Николай Чуковский - Правда и поэзия
Впервые я увидел его в конце 1920 года, когда он вернулся в Петроград из Крыма, только что освобожденного от Врангеля. Он имел возможность сбежать с белыми в Турцию, но, подобно Волошину, предпочел остаться в Советской России. Перед приходом в Крым красных он жил в Феодосии и там написал:
Недалеко до Смирны и Багдада,
Но трудно плыть, а звезды всюду те же.
В Петрограде его поселили в Доме Искусств на Мойке, 59, дали ему комнатенку возле комнаты Михаила Слонимского. Мандельштам был невысокий человек, сухощавый, хорошо сложенный, с тонким лицом и добрыми глазами. Он уже заметно лысел, и это его, видимо, беспокоило, потому что одно его стихотворение начиналось так:
Холодок щекочет темя, И нельзя признаться вдруг,- И меня срезает время, Как скосило твой каблук.

+ + +

# Суть задания
• 1. Перепечатайте фрагмент отрывка о Мандельштаме, начиная со слов «В Петрограде его» и далее вплоть до слов «скосило твой каблук.».
• 2. Замените в записях «leaf-label» на «word-label» в строках, начиная со строки с «- leaf-marker: [654, 352, 662, 360]» и далее вплоть до строки с «- internal-node-marker: [613, 299, 623, 309]», ничего больше не меняя. Приведите только эти строки.
Отрывок о Мандельштаме никак не связан с записями.

# Перечни элементов макета с их рамками

+ + +

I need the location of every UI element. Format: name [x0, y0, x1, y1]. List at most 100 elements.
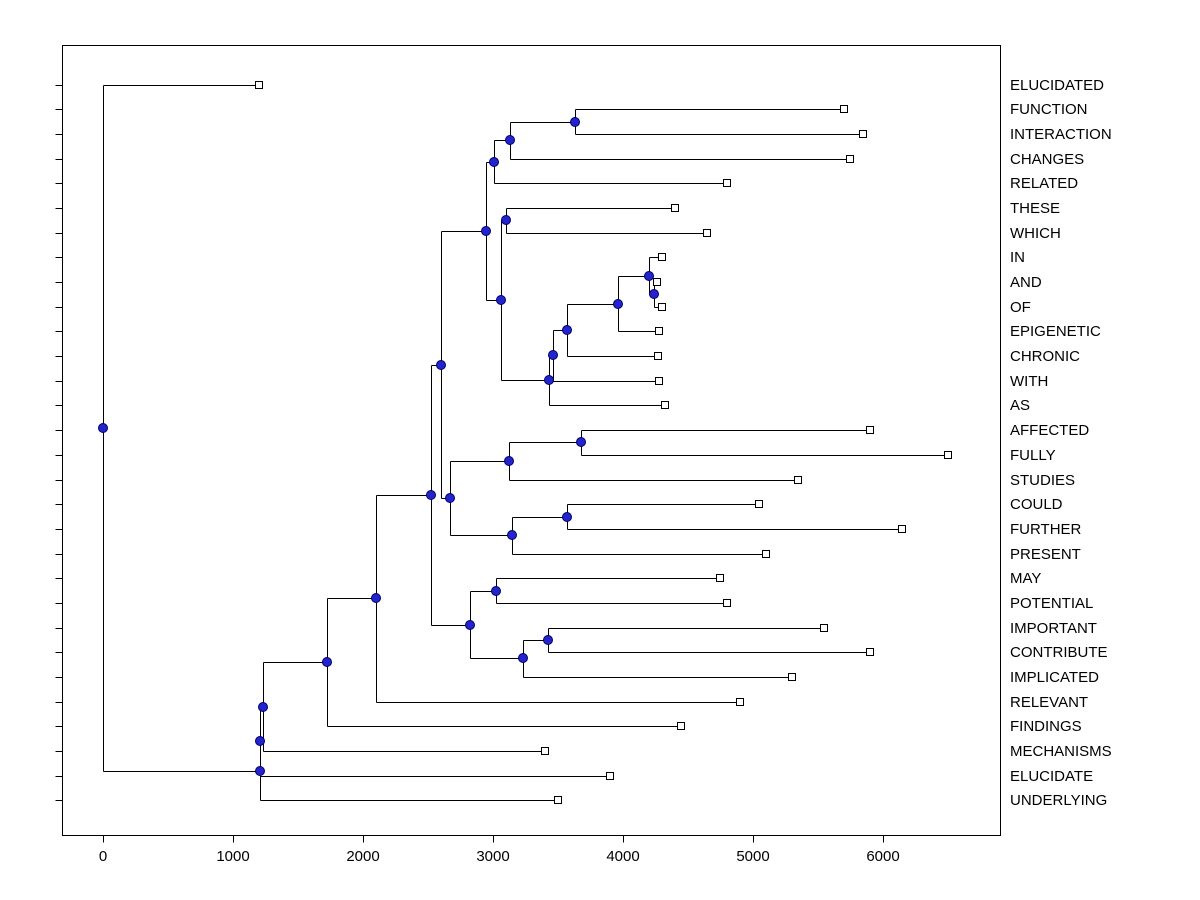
- leaf-marker: [654, 352, 662, 360]
- internal-node-marker: [426, 490, 436, 500]
- leaf-marker: [703, 229, 711, 237]
- leaf-label: ELUCIDATE: [1010, 768, 1093, 785]
- leaf-marker: [554, 796, 562, 804]
- leaf-marker: [658, 253, 666, 261]
- internal-node-marker: [445, 493, 455, 503]
- internal-node-marker: [570, 117, 580, 127]
- x-axis-tick-label: 1000: [216, 848, 249, 865]
- leaf-label: WHICH: [1010, 225, 1061, 242]
- x-axis-tick-label: 2000: [346, 848, 379, 865]
- leaf-label: IMPLICATED: [1010, 669, 1099, 686]
- leaf-label: FINDINGS: [1010, 718, 1082, 735]
- leaf-label: MECHANISMS: [1010, 743, 1112, 760]
- internal-node-marker: [504, 456, 514, 466]
- leaf-marker: [866, 426, 874, 434]
- internal-node-marker: [649, 289, 659, 299]
- internal-node-marker: [518, 653, 528, 663]
- internal-node-marker: [613, 299, 623, 309]
- internal-node-marker: [507, 530, 517, 540]
- leaf-marker: [723, 179, 731, 187]
- internal-node-marker: [562, 325, 572, 335]
- leaf-marker: [762, 550, 770, 558]
- leaf-marker: [655, 377, 663, 385]
- leaf-label: THESE: [1010, 200, 1060, 217]
- internal-node-marker: [98, 423, 108, 433]
- leaf-marker: [820, 624, 828, 632]
- leaf-marker: [677, 722, 685, 730]
- leaf-label: INTERACTION: [1010, 126, 1112, 143]
- leaf-label: PRESENT: [1010, 546, 1081, 563]
- x-axis-tick-label: 6000: [866, 848, 899, 865]
- leaf-marker: [859, 130, 867, 138]
- markers-group: [98, 81, 952, 804]
- leaf-marker: [541, 747, 549, 755]
- labels-group: 0 1000 2000 3000 4000 5000 6000 ELUCIDATED FUNCT…: [99, 77, 1112, 865]
- leaf-marker: [653, 278, 661, 286]
- internal-node-marker: [644, 271, 654, 281]
- internal-node-marker: [481, 226, 491, 236]
- internal-node-marker: [322, 657, 332, 667]
- leaf-label: MAY: [1010, 570, 1041, 587]
- internal-node-marker: [562, 512, 572, 522]
- internal-node-marker: [465, 620, 475, 630]
- leaf-label: RELATED: [1010, 175, 1078, 192]
- internal-node-marker: [371, 593, 381, 603]
- leaf-marker: [788, 673, 796, 681]
- internal-node-marker: [505, 135, 515, 145]
- internal-node-marker: [544, 375, 554, 385]
- leaf-marker: [736, 698, 744, 706]
- leaf-marker: [655, 327, 663, 335]
- leaf-label: AS: [1010, 397, 1030, 414]
- leaf-marker: [671, 204, 679, 212]
- leaf-label: RELEVANT: [1010, 694, 1088, 711]
- leaf-label: COULD: [1010, 496, 1063, 513]
- leaf-label: IN: [1010, 249, 1025, 266]
- internal-node-marker: [501, 215, 511, 225]
- leaf-label: ELUCIDATED: [1010, 77, 1104, 94]
- internal-node-marker: [255, 766, 265, 776]
- internal-node-marker: [258, 702, 268, 712]
- leaf-marker: [661, 401, 669, 409]
- axes-group: [55, 45, 1001, 843]
- leaf-label: UNDERLYING: [1010, 792, 1107, 809]
- plot-frame: [62, 45, 1001, 836]
- leaf-label: WITH: [1010, 373, 1048, 390]
- leaf-label: STUDIES: [1010, 472, 1075, 489]
- x-axis-tick-label: 3000: [476, 848, 509, 865]
- leaf-marker: [658, 303, 666, 311]
- leaf-label: CHRONIC: [1010, 348, 1080, 365]
- leaf-marker: [866, 648, 874, 656]
- internal-node-marker: [255, 736, 265, 746]
- leaf-label: POTENTIAL: [1010, 595, 1093, 612]
- x-axis-tick-label: 4000: [606, 848, 639, 865]
- leaf-marker: [755, 500, 763, 508]
- internal-node-marker: [489, 157, 499, 167]
- leaf-marker: [723, 599, 731, 607]
- internal-node-marker: [436, 360, 446, 370]
- leaf-label: IMPORTANT: [1010, 620, 1097, 637]
- leaf-label: EPIGENETIC: [1010, 323, 1101, 340]
- branches-group: [103, 85, 949, 801]
- leaf-marker: [255, 81, 263, 89]
- leaf-label: AFFECTED: [1010, 422, 1089, 439]
- internal-node-marker: [576, 437, 586, 447]
- x-axis-tick-label: 0: [99, 848, 107, 865]
- leaf-marker: [846, 155, 854, 163]
- internal-node-marker: [548, 350, 558, 360]
- leaf-marker: [606, 772, 614, 780]
- leaf-label: FUNCTION: [1010, 101, 1088, 118]
- leaf-marker: [898, 525, 906, 533]
- internal-node-marker: [496, 295, 506, 305]
- leaf-marker: [794, 476, 802, 484]
- leaf-marker: [944, 451, 952, 459]
- leaf-label: FURTHER: [1010, 521, 1082, 538]
- x-axis-tick-label: 5000: [736, 848, 769, 865]
- leaf-label: CHANGES: [1010, 151, 1084, 168]
- leaf-label: AND: [1010, 274, 1042, 291]
- leaf-label: CONTRIBUTE: [1010, 644, 1108, 661]
- leaf-label: OF: [1010, 299, 1031, 316]
- leaf-marker: [716, 574, 724, 582]
- leaf-label: FULLY: [1010, 447, 1056, 464]
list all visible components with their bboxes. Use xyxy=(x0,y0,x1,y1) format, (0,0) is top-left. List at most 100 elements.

+ + +

# Решения по заданиям
• 1.
В Петрограде его поселили в Доме Искусств на Мойке, 59, дали ему комнатенку возле комнаты Михаила Слонимского. Мандельштам был невысокий человек, сухощавый, хорошо сложенный, с тонким лицом и добрыми глазами. Он уже заметно лысел, и это его, видимо, беспокоило, потому что одно его стихотворение начиналось так:
Холодок щекочет темя, И нельзя признаться вдруг,- И меня срезает время, Как скосило твой каблук.

• 2.
- leaf-marker: [654, 352, 662, 360]
- internal-node-marker: [426, 490, 436, 500]
- leaf-marker: [703, 229, 711, 237]
- word-label: ELUCIDATE: [1010, 768, 1093, 785]
- leaf-marker: [554, 796, 562, 804]
- leaf-marker: [658, 253, 666, 261]
- internal-node-marker: [445, 493, 455, 503]
- internal-node-marker: [570, 117, 580, 127]
- x-axis-tick-label: 1000: [216, 848, 249, 865]
- word-label: WHICH: [1010, 225, 1061, 242]
- x-axis-tick-label: 2000: [346, 848, 379, 865]
- word-label: IMPLICATED: [1010, 669, 1099, 686]
- word-label: FINDINGS: [1010, 718, 1082, 735]
- word-label: MECHANISMS: [1010, 743, 1112, 760]
- internal-node-marker: [504, 456, 514, 466]
- leaf-marker: [866, 426, 874, 434]
- internal-node-marker: [649, 289, 659, 299]
- internal-node-marker: [518, 653, 528, 663]
- internal-node-marker: [613, 299, 623, 309]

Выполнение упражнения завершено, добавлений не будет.